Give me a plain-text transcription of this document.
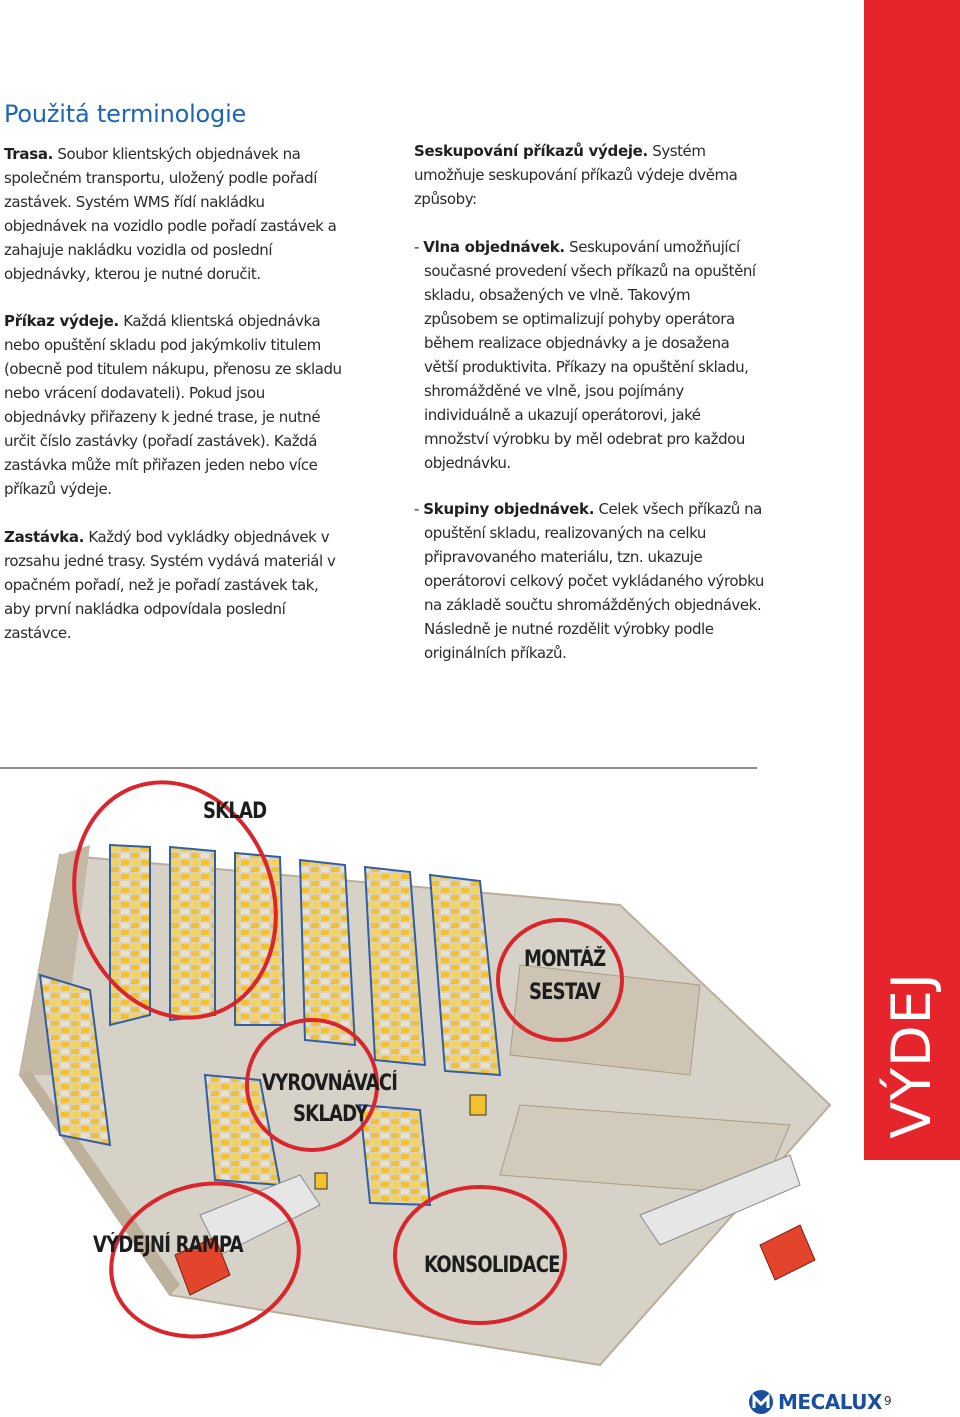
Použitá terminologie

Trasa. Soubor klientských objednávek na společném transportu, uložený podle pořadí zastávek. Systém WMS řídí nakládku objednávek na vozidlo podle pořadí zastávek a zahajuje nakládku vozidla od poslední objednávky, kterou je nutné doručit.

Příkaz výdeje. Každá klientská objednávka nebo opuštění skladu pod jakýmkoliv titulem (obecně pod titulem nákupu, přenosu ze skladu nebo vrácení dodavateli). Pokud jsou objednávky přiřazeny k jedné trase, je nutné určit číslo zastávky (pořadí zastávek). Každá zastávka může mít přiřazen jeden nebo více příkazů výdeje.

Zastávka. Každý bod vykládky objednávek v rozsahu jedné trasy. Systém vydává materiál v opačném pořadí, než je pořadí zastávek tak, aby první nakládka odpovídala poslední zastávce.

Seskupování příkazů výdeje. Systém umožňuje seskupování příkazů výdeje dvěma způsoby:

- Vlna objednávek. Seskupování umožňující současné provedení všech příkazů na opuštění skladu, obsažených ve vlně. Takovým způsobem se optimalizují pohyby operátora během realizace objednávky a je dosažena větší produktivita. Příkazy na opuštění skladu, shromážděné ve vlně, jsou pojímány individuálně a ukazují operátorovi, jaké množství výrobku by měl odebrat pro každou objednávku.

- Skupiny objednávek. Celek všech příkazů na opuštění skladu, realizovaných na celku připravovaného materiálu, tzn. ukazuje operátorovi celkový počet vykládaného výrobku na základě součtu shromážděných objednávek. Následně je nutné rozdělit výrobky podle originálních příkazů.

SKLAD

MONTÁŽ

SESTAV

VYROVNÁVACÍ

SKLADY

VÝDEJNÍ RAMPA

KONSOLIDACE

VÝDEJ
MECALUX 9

__PROBLEM REQUIREMENTS__: Make an exact copy of all the material, but keep the pictures out of it.

__RESULT FOR THIS EXERCISE__:
Give me a plain-text transcription of this document.
Použitá terminologie

Trasa. Soubor klientských objednávek na společném transportu, uložený podle pořadí zastávek. Systém WMS řídí nakládku objednávek na vozidlo podle pořadí zastávek a zahajuje nakládku vozidla od poslední objednávky, kterou je nutné doručit.

Příkaz výdeje. Každá klientská objednávka nebo opuštění skladu pod jakýmkoliv titulem (obecně pod titulem nákupu, přenosu ze skladu nebo vrácení dodavateli). Pokud jsou objednávky přiřazeny k jedné trase, je nutné určit číslo zastávky (pořadí zastávek). Každá zastávka může mít přiřazen jeden nebo více příkazů výdeje.

Zastávka. Každý bod vykládky objednávek v rozsahu jedné trasy. Systém vydává materiál v opačném pořadí, než je pořadí zastávek tak, aby první nakládka odpovídala poslední zastávce.

Seskupování příkazů výdeje. Systém umožňuje seskupování příkazů výdeje dvěma způsoby:

- Vlna objednávek. Seskupování umožňující současné provedení všech příkazů na opuštění skladu, obsažených ve vlně. Takovým způsobem se optimalizují pohyby operátora během realizace objednávky a je dosažena větší produktivita. Příkazy na opuštění skladu, shromážděné ve vlně, jsou pojímány individuálně a ukazují operátorovi, jaké množství výrobku by měl odebrat pro každou objednávku.

- Skupiny objednávek. Celek všech příkazů na opuštění skladu, realizovaných na celku připravovaného materiálu, tzn. ukazuje operátorovi celkový počet vykládaného výrobku na základě součtu shromážděných objednávek. Následně je nutné rozdělit výrobky podle originálních příkazů.

SKLAD

MONTÁŽ

SESTAV

VYROVNÁVACÍ

SKLADY

VÝDEJNÍ RAMPA

KONSOLIDACE

VÝDEJ
MECALUX 9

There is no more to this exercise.